DIRECTIONS FOR THIS TASK :: Find the lines that contain the word "DaVinci" and copy each one.

(Stored data entries)
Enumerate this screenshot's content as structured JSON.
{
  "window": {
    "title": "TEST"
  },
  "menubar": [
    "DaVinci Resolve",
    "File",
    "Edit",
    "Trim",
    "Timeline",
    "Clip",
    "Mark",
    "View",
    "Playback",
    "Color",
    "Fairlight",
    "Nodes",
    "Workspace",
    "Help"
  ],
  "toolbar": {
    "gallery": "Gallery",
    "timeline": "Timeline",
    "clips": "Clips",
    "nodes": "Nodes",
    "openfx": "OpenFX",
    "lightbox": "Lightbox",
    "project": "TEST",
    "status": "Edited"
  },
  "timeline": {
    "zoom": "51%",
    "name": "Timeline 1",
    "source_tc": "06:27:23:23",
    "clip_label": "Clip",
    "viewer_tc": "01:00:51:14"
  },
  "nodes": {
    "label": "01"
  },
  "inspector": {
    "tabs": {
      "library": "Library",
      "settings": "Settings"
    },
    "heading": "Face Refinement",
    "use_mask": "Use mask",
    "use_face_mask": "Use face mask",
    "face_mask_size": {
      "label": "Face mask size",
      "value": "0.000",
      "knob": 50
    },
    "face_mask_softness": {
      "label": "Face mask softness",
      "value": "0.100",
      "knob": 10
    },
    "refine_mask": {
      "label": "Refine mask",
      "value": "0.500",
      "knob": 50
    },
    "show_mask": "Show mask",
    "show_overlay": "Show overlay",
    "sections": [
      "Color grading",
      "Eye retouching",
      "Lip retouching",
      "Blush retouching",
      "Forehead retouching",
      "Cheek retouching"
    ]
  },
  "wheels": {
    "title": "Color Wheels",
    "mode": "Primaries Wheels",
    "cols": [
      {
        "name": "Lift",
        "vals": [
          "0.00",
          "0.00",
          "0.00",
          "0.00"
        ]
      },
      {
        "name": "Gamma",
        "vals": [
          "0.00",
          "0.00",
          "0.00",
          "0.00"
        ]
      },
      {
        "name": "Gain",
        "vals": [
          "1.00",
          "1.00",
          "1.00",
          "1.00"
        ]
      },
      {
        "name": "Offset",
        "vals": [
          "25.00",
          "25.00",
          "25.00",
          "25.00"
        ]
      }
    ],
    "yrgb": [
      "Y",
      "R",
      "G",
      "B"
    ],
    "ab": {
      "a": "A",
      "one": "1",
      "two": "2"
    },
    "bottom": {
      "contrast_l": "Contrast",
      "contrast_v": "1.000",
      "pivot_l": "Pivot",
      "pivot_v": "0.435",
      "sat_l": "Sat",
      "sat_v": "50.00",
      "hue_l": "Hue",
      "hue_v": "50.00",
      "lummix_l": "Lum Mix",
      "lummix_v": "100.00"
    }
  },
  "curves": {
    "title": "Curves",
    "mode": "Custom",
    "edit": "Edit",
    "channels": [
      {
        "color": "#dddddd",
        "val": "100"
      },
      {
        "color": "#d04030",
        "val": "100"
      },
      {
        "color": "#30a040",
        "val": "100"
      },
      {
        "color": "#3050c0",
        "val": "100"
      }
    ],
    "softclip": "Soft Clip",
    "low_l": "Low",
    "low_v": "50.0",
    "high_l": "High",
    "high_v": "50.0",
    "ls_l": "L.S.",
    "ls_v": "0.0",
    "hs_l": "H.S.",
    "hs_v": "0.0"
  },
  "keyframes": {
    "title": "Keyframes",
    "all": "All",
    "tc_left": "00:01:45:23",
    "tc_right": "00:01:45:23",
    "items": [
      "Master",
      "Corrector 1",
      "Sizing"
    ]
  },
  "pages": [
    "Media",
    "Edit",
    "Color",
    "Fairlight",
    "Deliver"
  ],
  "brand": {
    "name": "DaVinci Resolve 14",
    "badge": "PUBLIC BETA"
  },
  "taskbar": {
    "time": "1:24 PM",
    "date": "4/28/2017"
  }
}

THE REPLY ::
    "DaVinci Resolve",
    "name": "DaVinci Resolve 14",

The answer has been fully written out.